[Collection entries]
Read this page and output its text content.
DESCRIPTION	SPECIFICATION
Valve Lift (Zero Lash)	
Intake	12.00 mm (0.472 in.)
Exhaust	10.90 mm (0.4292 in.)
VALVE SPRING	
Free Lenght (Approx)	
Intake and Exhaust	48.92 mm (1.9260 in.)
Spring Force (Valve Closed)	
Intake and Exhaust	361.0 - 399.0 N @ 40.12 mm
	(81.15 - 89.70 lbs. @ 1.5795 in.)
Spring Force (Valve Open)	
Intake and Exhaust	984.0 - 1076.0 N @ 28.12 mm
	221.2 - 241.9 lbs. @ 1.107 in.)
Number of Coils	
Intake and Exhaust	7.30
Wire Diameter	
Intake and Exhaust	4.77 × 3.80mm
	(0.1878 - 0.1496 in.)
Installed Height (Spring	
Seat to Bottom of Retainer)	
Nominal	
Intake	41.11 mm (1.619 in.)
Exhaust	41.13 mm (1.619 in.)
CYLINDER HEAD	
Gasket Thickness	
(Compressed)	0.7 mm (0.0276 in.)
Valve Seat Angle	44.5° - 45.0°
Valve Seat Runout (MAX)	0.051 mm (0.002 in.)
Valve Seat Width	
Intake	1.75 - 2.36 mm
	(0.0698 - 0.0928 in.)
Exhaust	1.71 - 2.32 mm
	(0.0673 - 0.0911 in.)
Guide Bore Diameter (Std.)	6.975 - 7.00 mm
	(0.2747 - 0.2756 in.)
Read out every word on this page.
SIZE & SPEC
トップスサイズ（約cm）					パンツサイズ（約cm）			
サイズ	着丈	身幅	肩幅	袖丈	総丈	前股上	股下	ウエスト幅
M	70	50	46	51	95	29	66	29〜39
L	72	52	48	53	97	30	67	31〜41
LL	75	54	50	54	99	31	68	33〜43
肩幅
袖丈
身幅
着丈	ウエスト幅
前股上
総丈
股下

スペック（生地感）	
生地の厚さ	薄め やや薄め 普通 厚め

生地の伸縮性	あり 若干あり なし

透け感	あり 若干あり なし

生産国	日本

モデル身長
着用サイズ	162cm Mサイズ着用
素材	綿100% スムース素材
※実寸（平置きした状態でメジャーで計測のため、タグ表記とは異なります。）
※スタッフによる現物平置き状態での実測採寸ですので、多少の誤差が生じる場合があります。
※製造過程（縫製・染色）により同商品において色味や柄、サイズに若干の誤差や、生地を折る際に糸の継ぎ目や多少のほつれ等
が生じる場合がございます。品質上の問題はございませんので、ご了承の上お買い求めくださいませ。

_PROBLEM_
Your answer should be a single number: how many lines of the material contain the word "this".

_SOLUTION_
2